Start of Selected text

There were, Warner said, very few incentives for overcoming the barrier of differing managerial and professional cultures and very few consequences of failing to do so. With no cash rewards for doing it, and when things got tough, as at present, “managers retreat and shunt costs across the barriers to someone else.”

Was the new act, for all its warm words about integration, really set up to achieve it? Warner doubted it. The government had rejected amendments to the bill that would have introduced a proper definition of what integration actually meant and would have imposed on the health secretary and the National Commissioning Board the duty to report annually on how integration was progressing. Neither amendment would have damaged the bill, but they had been rejected nevertheless, which he saw as a missed opportunity.

Jolly said, by contrast, that integration was “threaded through” the bill and was now in statute. But she foresaw difficulties in making it happen. Torbay, famous for integrating health and social care, was a small area where the primary care trust and local authority were coterminous and that had a single acute hospital. Clinical commissioning groups would cover several local authorities and several hospitals. Incentives would be needed, with rewards for quality and outcomes and not for volume of activity.

Wollaston, whose constituency includes Torbay, said that, unless funding of social care improved, integration would fail. Torbay had succeeded in shifting money out of the NHS budget and into social care, but to achieve that more widely was a huge challenge. She recommended the idea of a single commissioner for health, social care, and housing. The bill could have wrested power from national politicians, but instead it had given power to local politicians. “And which local politician will risk making any changes to a local hospital?” she asked. “And how will GPs deal with the press when they try to do it? They’ll feel very uncomfortable.”

End of Selected text
Start of Recorded data

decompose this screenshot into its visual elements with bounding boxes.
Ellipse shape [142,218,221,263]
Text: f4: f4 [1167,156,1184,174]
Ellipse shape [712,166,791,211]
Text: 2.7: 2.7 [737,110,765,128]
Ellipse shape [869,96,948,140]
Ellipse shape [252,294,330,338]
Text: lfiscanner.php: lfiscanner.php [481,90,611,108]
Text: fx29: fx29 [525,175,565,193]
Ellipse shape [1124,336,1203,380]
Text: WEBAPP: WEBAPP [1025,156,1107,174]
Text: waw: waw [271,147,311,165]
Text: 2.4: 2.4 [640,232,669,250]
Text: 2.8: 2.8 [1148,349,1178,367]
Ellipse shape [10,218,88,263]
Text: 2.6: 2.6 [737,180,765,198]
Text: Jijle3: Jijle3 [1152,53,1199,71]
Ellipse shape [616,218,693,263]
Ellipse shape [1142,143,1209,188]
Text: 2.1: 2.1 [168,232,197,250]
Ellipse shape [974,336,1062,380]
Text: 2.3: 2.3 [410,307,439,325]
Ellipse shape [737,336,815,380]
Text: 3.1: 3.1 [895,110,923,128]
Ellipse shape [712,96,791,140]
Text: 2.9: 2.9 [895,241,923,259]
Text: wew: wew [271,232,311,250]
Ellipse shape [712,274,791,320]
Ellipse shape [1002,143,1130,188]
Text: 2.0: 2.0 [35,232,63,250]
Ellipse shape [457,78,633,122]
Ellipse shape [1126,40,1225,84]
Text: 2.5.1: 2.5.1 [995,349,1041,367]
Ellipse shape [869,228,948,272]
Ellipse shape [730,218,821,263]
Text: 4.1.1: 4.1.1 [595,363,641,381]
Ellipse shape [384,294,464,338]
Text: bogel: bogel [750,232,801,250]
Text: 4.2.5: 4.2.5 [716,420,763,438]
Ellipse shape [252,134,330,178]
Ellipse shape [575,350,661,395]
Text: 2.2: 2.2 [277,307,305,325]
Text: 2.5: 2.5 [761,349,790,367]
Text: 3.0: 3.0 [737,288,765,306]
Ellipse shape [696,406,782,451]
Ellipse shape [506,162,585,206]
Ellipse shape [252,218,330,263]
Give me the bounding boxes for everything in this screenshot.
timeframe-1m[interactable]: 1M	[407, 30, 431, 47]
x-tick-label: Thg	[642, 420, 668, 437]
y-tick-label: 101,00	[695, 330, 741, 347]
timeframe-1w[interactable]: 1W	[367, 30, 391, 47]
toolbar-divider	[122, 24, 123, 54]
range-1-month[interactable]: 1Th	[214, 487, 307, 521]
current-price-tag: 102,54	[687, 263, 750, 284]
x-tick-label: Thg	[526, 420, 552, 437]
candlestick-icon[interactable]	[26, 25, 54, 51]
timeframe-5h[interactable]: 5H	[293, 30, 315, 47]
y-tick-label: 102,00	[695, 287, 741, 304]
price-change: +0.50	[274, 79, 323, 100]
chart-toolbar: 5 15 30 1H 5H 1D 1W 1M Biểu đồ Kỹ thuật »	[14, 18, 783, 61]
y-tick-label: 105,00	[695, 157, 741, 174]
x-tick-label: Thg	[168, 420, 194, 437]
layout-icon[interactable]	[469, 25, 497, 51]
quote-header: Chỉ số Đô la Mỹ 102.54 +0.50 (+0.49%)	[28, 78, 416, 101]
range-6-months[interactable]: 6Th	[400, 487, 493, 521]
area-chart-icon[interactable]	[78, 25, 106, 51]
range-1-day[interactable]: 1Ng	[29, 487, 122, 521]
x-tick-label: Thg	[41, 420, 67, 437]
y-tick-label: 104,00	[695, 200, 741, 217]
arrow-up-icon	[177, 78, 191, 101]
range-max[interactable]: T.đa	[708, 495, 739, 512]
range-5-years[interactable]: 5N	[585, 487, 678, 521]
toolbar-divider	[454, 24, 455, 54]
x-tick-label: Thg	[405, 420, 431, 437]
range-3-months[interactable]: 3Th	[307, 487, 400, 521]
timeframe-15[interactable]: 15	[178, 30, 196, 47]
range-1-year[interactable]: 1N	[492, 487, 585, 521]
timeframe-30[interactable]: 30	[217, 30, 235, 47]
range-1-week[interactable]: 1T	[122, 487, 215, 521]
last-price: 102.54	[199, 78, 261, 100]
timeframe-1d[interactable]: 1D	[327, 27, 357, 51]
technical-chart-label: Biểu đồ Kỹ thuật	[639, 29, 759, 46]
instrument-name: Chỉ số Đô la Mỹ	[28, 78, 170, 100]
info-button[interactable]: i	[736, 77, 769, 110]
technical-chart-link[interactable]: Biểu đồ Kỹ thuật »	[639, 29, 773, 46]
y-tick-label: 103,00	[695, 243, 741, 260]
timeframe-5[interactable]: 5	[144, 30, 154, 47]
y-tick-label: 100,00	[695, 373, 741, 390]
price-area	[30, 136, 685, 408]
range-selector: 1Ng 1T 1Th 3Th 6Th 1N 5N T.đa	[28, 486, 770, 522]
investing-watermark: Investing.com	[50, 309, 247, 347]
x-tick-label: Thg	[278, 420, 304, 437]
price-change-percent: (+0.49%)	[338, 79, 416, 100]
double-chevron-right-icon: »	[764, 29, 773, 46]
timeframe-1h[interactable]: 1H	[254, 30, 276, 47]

End of Recorded data

▸ Exercises
1. Answer these questions from the text on integrating health and social care:
(a) According to Warner, what do managers do when things get tough?
(b) Which area is described as famous for integrating health and social care?
(c) Wollaston recommended a single commissioner for which three areas?
2. Print the passage of the text on integrating health and social care between "Jolly said, by" and "volume of activity.", inclusive.
3. Carry on the text on integrating health and social care from the point where it stops.
The rows are separate material and have nothing to do with the text on integrating health and social care.

▸ Answer section
1.
(a) They "retreat and shunt costs across the barriers to someone else."
(b) Torbay.
(c) Health, social care, and housing.

2.
Jolly said, by contrast, that integration was “threaded through” the bill and was now in statute. But she foresaw difficulties in making it happen. Torbay, famous for integrating health and social care, was a small area where the primary care trust and local authority were coterminous and that had a single acute hospital. Clinical commissioning groups would cover several local authorities and several hospitals. Incentives would be needed, with rewards for quality and outcomes and not for volume of activity.

3.
Some support for this view came from the floor. Ken Kizer, who engineered major changes in the US Veterans Administration in the 1990s that embraced an integrated care model (BMJ 2012;344:e3178, 3 May, doi:10.1136/bmj.e3178), said it had been “anything but painless.” When the Canadian province of Ontario had attempted a similar reform, he had warned against retaining local control. His advice had been ignored, and the evidence was that the reform had not been as successful as it might have been.

Mark Newbould, chief executive of Heart of England NHS Foundation Trust in Birmingham, an acute trust, said that the system was stacked against integration, because it incentivised hospitals to increase their own activity. He had just negotiated a block contract—“though I’m not allowed to call it that”—to try to get round this problem.